Source.

Coordination of RISC-V Integration in TVM

PhilippvK · July 13, 2022, 8:57am

A few words about myself

I am a PhD student and have been working with TVM for over a year. My main field of research is TinyML and RISC-V based microcontrollers. Thus, I work on supporting bare metal 32-bit RISC-V targets (Actual hardware and simulators) using the MicroTVM Platform.

Background / Motivation

Over the past years, there has been a lot of interest in supporting RISC-V hardware in the TVM Compiler Suite. While some attempts have been made in the past, nothing has ended up upstreamed in the TVM repository. As several teams/individuals seem to be working in the same direction at the moment, it would make sense to align these efforts to reduce the risk of duplicate work and agree on some relevant design decisions beforehand.

What is currently supported?

While RISC-V is not yet officially supported by TVM, it can already be used using the default LLVM-based flow or the MicroTVM APIs (via the RISC-V QEMU running on the Zephyr Platform). However, the generated code (falling back to default or ARM schedules) is not yet optimized for the RISC-V ISA. Thus performance will not be optimal.

What is required?

Given instruction.
Answer from the post on RISC-V integration in TVM:
(a) How long has the author been working with TVM?
(b) What two routes does the post give for using RISC-V with TVM already?
(c) What schedules does the generated code fall back to?
The records that come next are from a separate source.

Data section.
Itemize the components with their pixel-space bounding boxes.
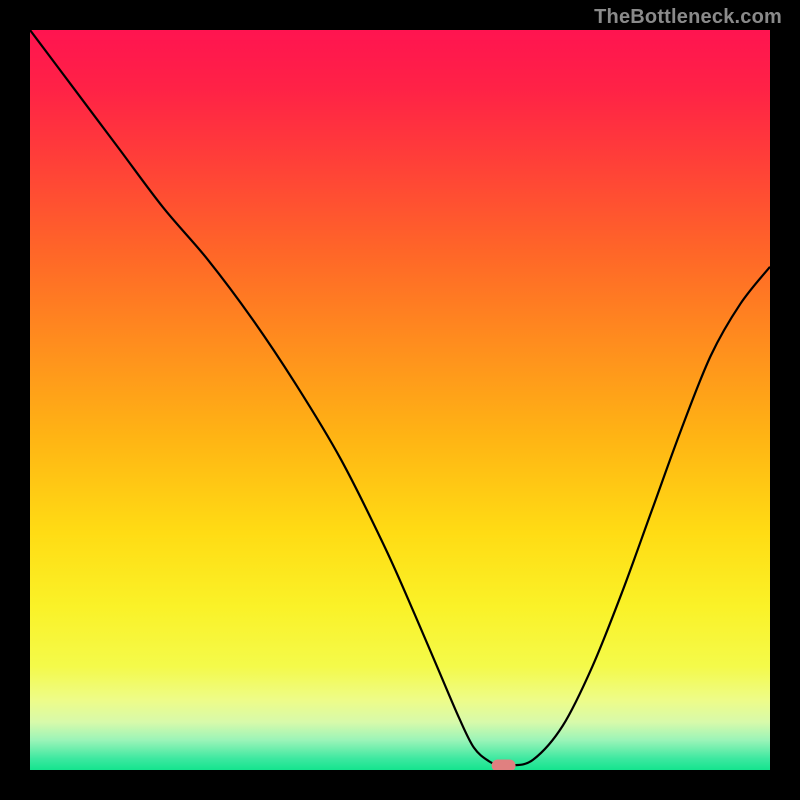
- gradient-background: [30, 30, 770, 770]
- chart-svg: [30, 30, 770, 770]
- optimal-point-marker: [492, 760, 516, 770]
- watermark-text: TheBottleneck.com: [594, 6, 782, 29]
- plot-area: [30, 30, 770, 770]
- chart-container: TheBottleneck.com: [0, 0, 800, 800]
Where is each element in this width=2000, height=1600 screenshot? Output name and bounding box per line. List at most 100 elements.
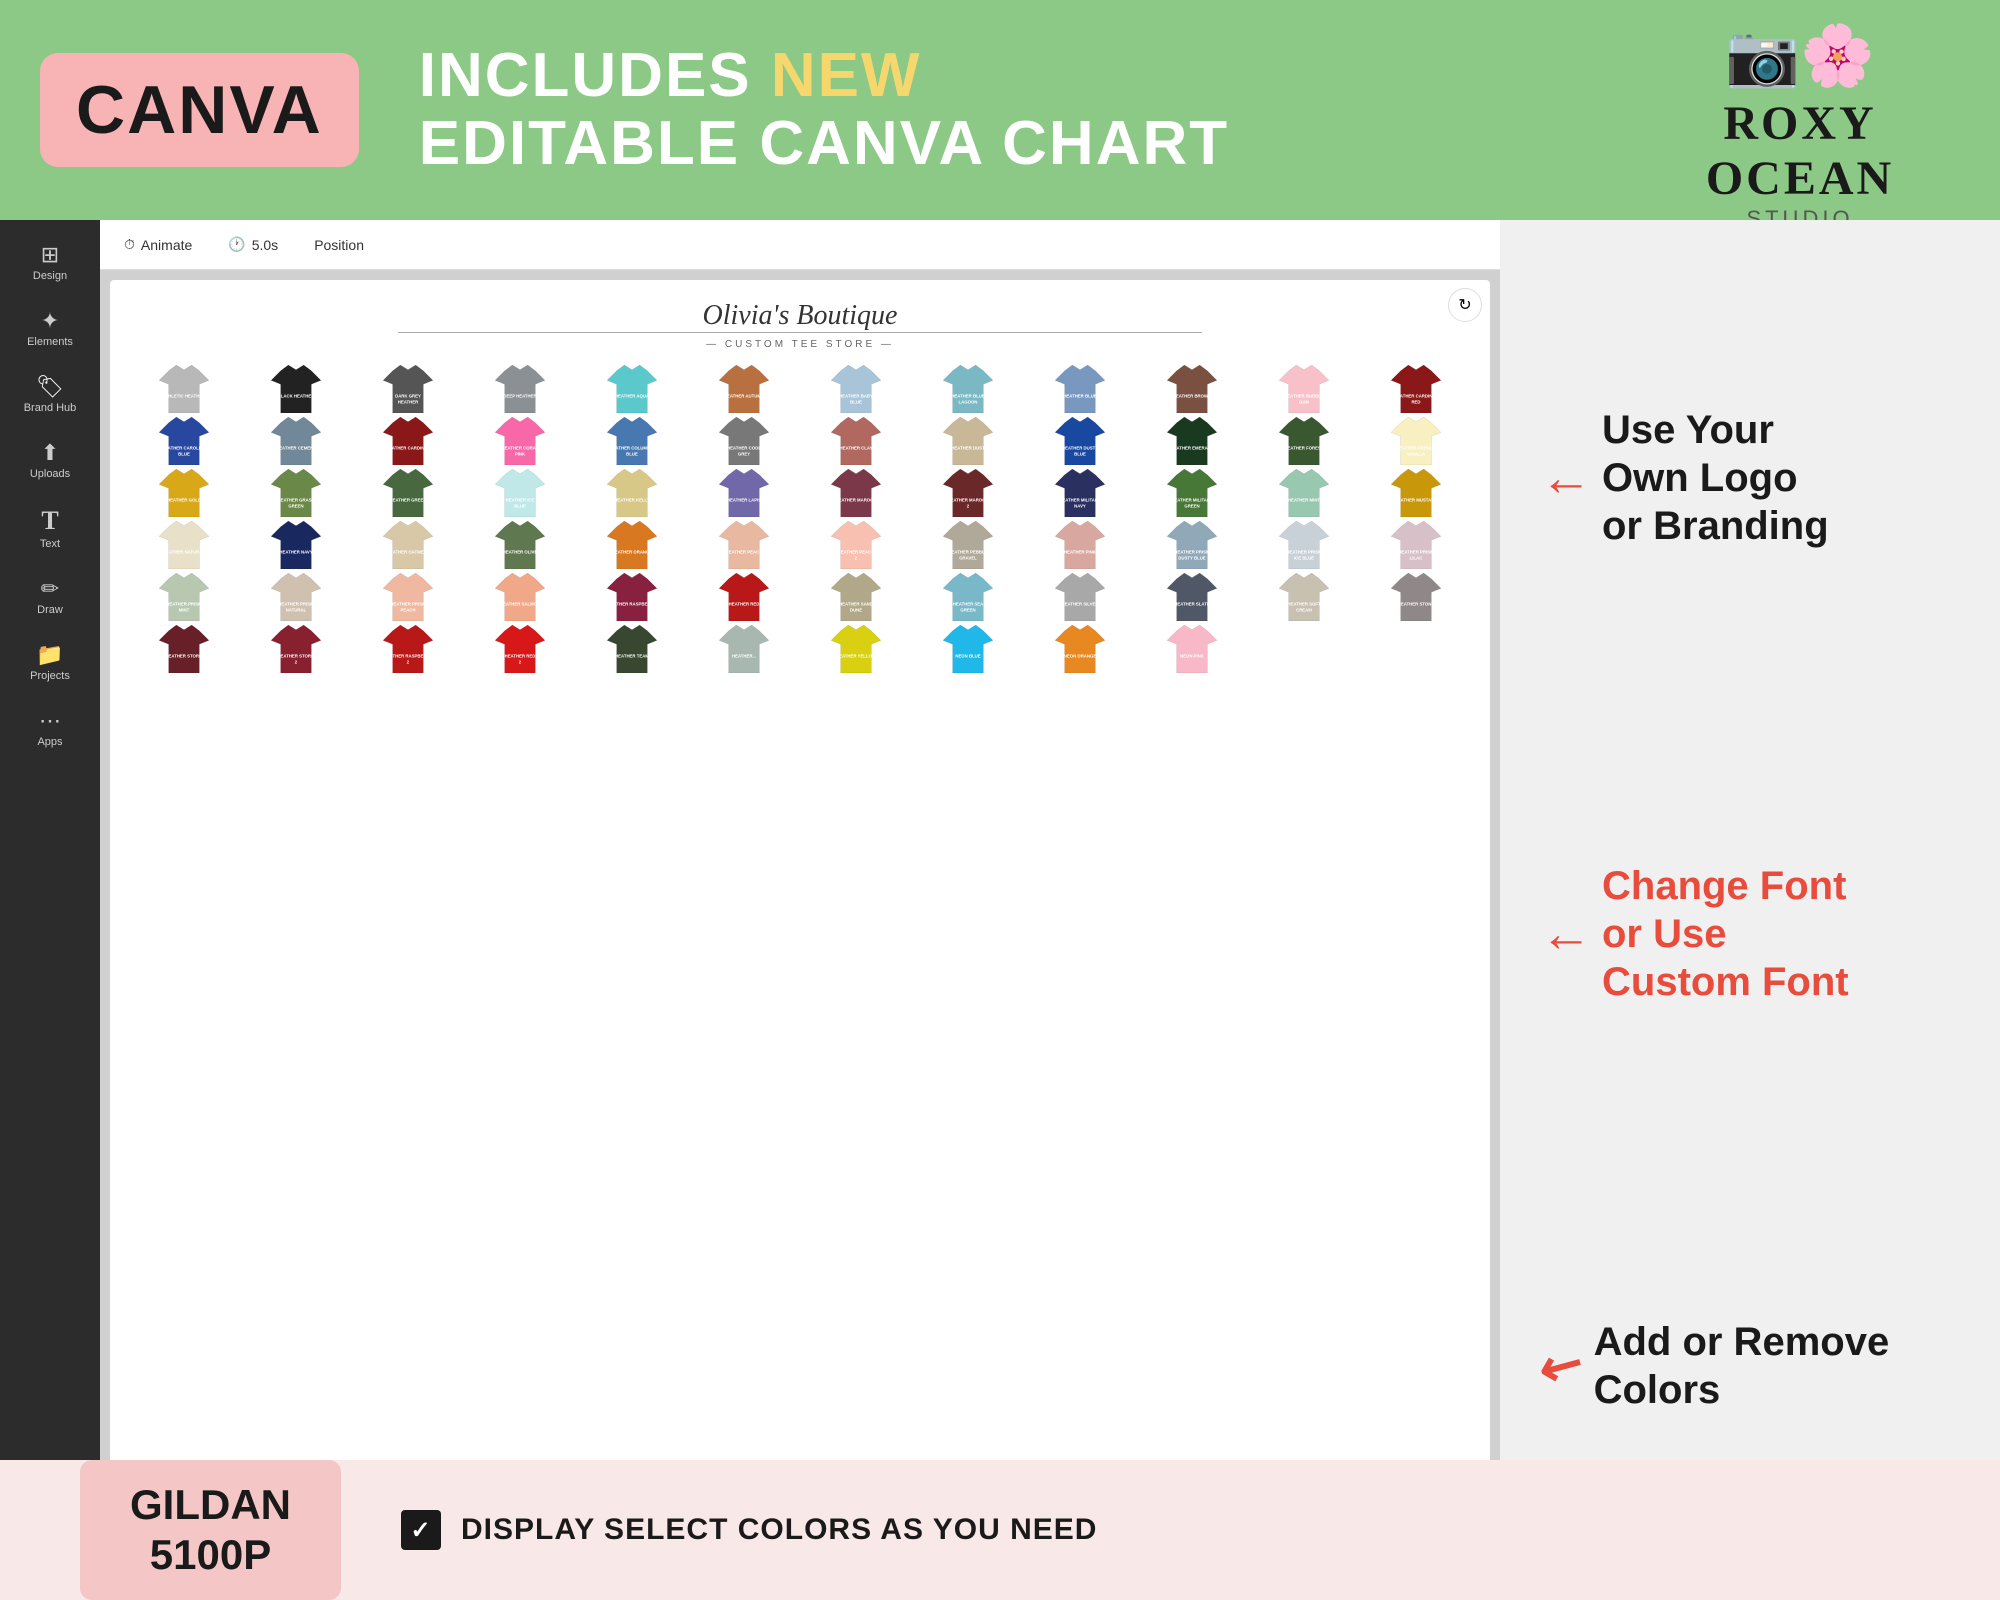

Problem solution.
(a) Over a year.
(b) The default LLVM-based flow, or the MicroTVM APIs (via the RISC-V QEMU running on the Zephyr Platform).
(c) Default or ARM schedules.